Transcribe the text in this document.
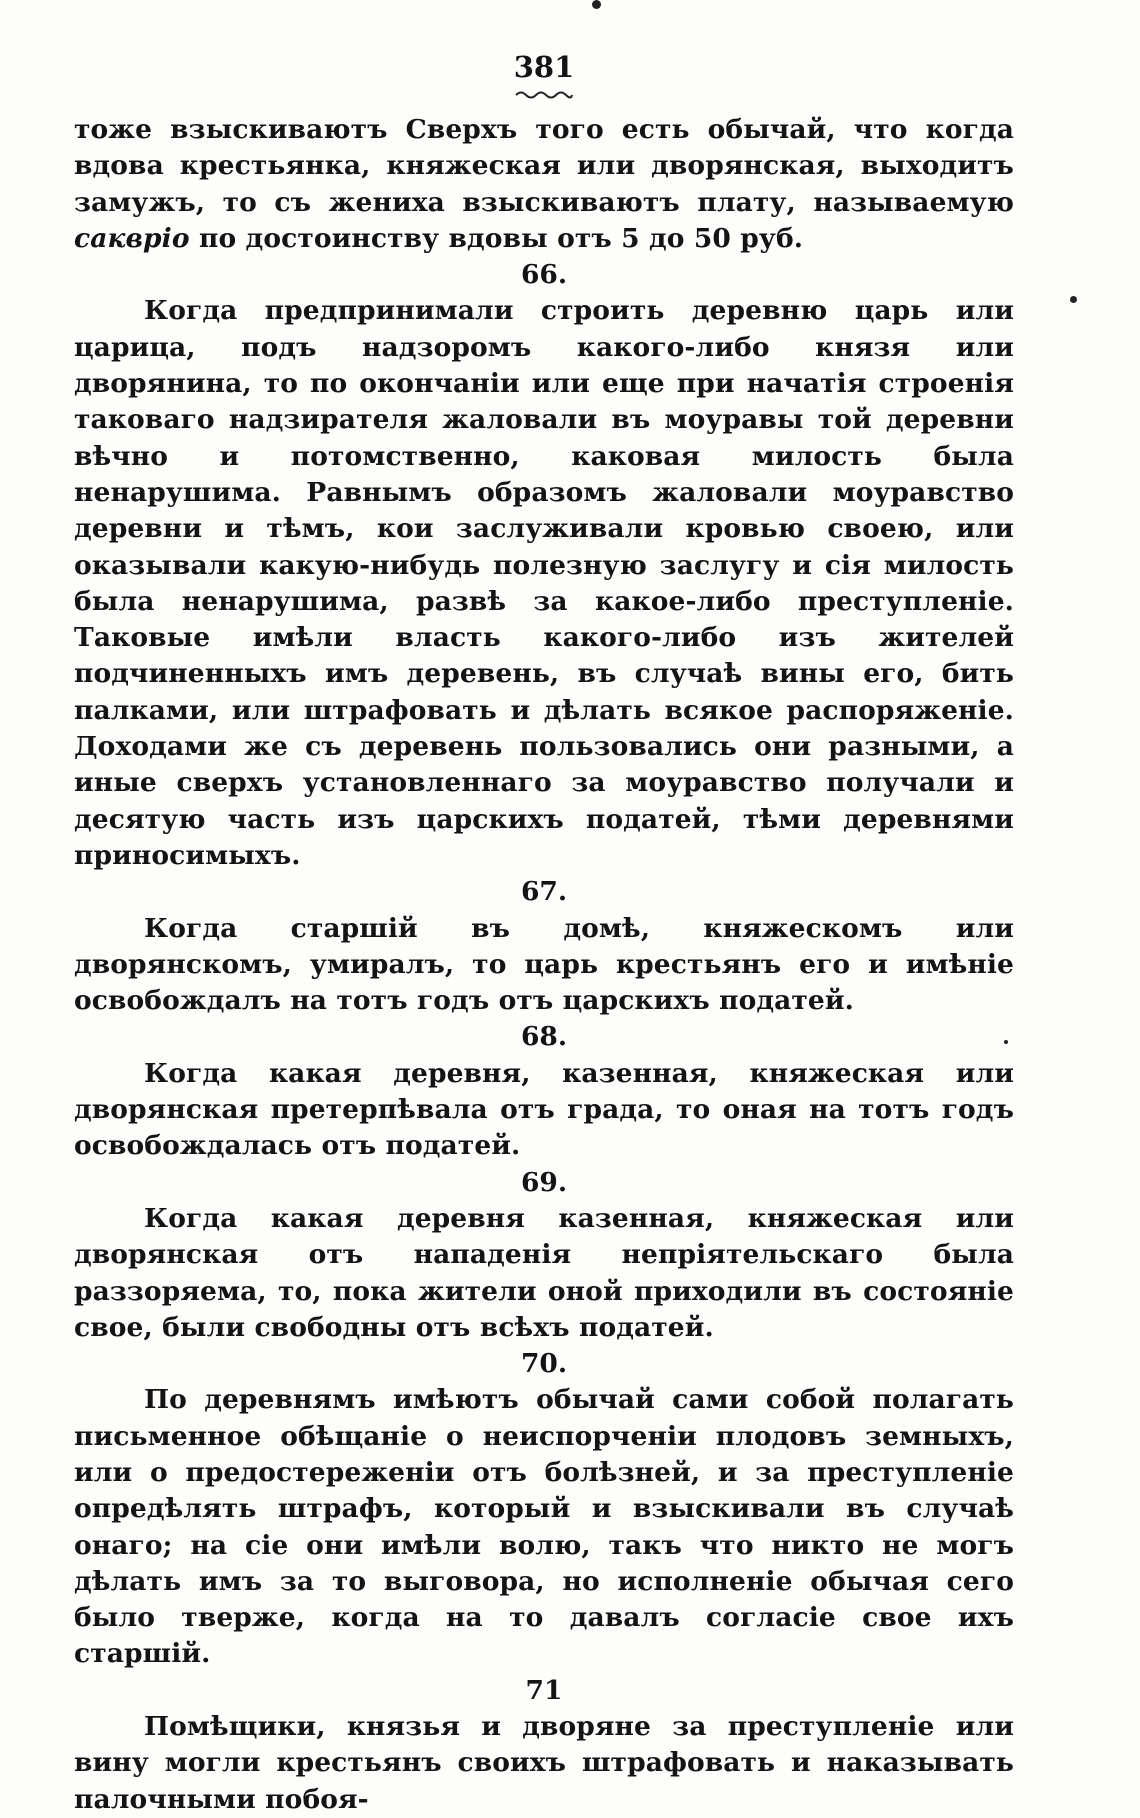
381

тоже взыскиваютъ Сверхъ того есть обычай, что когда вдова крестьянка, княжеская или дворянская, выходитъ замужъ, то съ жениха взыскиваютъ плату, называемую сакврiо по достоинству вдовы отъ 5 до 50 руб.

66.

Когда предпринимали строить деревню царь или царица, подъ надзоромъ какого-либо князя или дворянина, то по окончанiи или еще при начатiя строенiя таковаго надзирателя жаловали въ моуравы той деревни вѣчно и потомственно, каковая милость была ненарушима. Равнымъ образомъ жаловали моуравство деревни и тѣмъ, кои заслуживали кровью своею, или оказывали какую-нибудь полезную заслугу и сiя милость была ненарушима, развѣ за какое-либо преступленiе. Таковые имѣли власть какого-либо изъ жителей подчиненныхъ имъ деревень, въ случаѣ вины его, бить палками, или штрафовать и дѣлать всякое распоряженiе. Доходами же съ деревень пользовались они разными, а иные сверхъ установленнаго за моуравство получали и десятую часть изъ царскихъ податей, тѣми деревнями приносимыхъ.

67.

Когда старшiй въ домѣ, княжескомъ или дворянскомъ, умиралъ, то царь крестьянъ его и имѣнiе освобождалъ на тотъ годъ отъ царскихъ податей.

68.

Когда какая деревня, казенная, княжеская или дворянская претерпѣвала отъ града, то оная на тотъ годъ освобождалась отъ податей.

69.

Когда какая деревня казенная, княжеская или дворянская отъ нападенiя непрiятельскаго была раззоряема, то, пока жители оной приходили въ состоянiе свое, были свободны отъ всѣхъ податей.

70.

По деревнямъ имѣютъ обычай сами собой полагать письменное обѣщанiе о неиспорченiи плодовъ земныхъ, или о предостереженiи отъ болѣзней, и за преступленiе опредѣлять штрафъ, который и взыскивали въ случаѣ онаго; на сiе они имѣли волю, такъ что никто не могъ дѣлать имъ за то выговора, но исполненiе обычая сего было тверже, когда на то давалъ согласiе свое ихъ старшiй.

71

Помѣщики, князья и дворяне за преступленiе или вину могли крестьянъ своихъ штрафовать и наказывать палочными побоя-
--
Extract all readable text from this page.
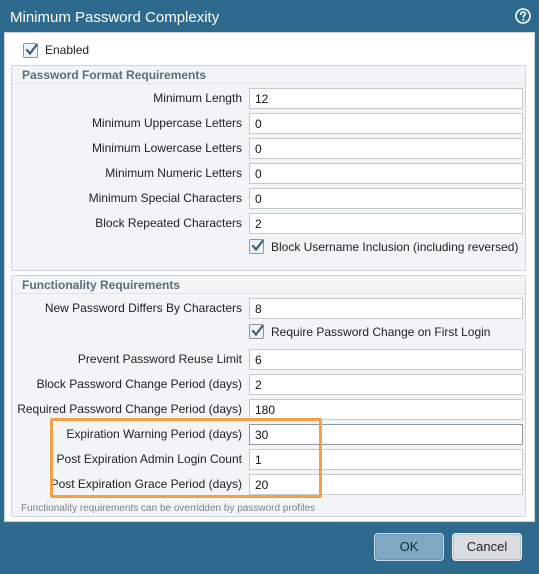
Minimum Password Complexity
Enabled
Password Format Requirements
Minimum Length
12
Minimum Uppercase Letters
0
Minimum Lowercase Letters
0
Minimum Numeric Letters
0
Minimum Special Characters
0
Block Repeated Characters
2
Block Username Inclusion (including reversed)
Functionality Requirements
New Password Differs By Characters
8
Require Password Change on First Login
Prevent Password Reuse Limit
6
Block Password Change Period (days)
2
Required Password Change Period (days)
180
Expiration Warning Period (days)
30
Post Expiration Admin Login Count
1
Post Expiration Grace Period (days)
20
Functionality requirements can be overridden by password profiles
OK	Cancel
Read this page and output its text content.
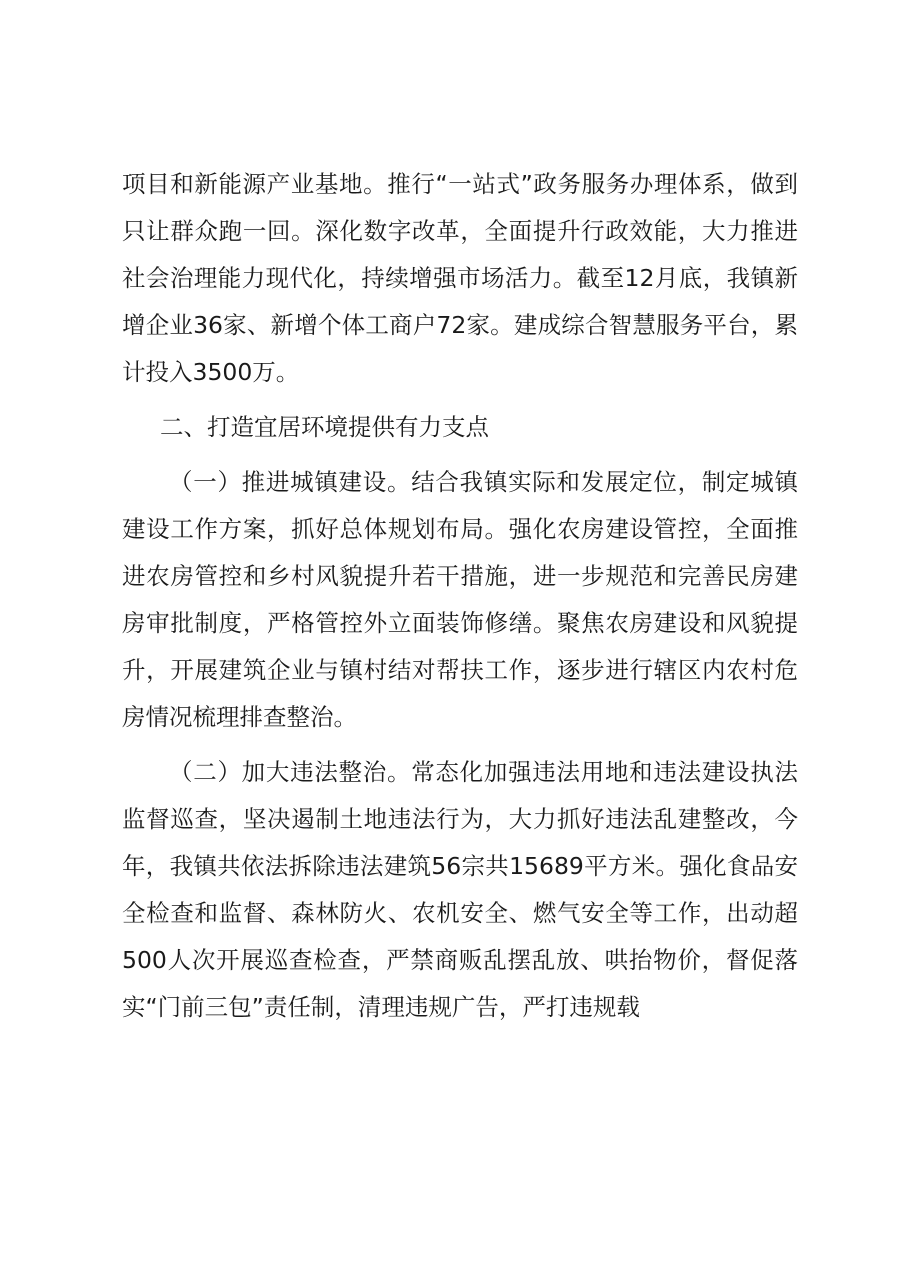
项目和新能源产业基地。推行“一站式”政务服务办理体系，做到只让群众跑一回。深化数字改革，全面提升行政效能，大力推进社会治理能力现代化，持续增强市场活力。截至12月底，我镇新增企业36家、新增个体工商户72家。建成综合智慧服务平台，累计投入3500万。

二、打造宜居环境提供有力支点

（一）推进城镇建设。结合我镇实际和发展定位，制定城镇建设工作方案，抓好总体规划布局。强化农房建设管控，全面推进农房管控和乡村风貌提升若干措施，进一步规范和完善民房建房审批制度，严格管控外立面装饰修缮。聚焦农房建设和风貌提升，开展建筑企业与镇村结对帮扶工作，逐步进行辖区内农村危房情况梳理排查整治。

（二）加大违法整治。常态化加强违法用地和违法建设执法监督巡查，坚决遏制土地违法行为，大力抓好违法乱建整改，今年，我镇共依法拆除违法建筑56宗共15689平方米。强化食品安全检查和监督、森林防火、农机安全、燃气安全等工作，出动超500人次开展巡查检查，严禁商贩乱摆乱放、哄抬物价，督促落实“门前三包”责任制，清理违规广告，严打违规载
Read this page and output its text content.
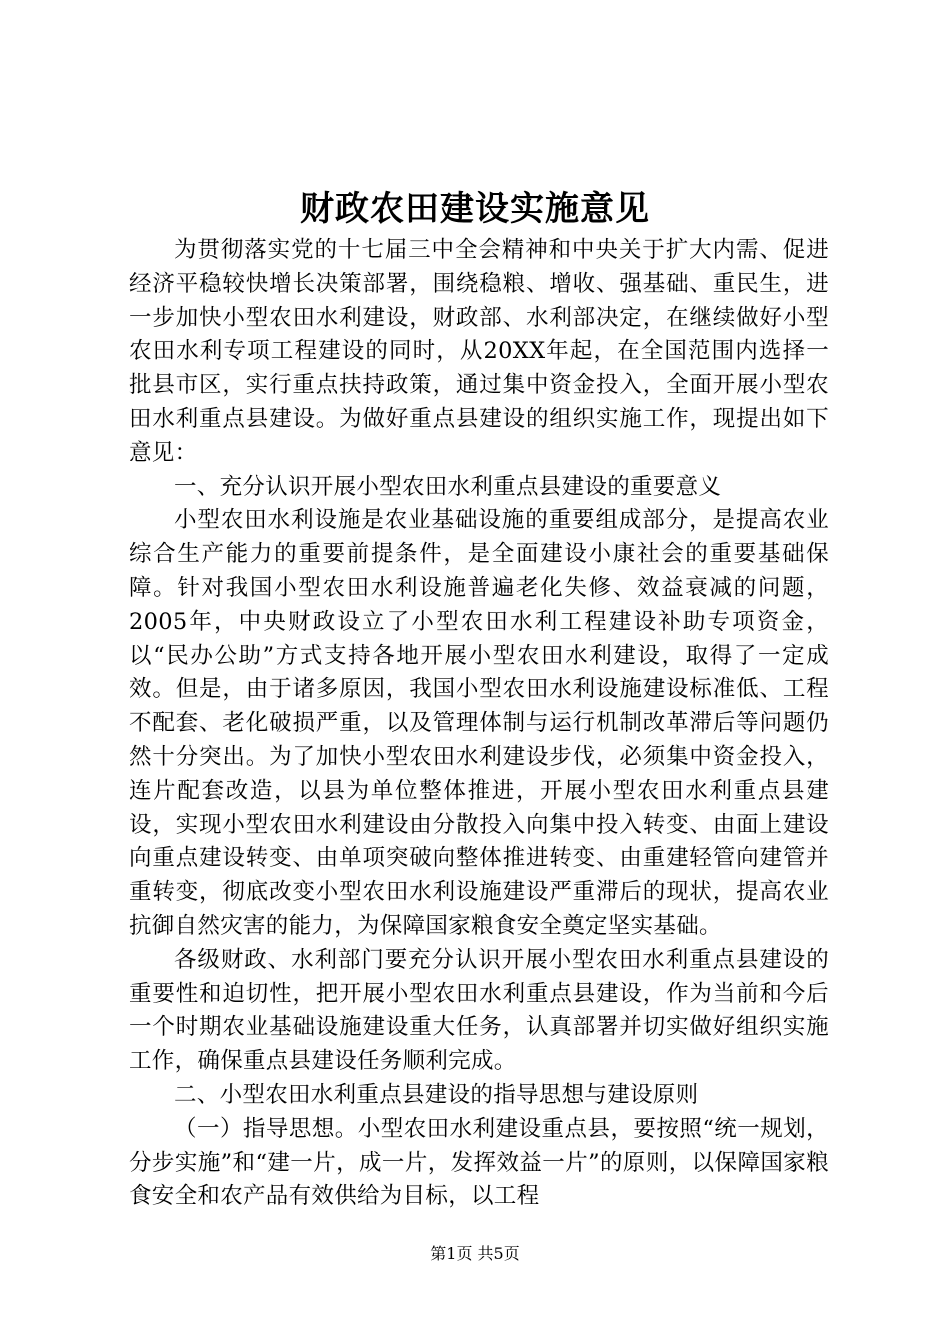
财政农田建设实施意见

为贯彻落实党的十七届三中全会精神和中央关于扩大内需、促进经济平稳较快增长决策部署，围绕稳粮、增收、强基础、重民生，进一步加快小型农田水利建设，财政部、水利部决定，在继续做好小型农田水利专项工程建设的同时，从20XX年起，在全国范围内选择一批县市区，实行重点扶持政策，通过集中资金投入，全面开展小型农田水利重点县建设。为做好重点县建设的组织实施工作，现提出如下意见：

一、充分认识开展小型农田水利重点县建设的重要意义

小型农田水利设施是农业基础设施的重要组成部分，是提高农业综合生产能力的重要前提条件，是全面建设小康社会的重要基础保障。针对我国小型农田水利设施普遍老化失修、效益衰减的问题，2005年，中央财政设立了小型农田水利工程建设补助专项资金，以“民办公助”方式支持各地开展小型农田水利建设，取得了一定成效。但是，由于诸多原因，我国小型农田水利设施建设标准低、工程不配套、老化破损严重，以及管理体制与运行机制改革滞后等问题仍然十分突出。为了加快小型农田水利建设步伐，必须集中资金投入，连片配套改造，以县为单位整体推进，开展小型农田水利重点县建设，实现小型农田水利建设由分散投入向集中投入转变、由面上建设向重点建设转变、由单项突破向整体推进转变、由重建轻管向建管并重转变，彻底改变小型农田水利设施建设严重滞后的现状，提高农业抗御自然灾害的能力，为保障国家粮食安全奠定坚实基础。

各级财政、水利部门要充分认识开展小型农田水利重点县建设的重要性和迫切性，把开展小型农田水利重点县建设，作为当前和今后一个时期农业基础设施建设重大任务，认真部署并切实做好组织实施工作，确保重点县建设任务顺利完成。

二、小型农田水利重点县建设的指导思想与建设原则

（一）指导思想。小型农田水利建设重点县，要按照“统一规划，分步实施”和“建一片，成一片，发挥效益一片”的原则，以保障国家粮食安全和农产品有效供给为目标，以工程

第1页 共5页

Task requirements ▸
Select the lines that carry the string "Letters" and copy them.

Exercise result ▸
Minimum Uppercase Letters
Minimum Lowercase Letters
Minimum Numeric Letters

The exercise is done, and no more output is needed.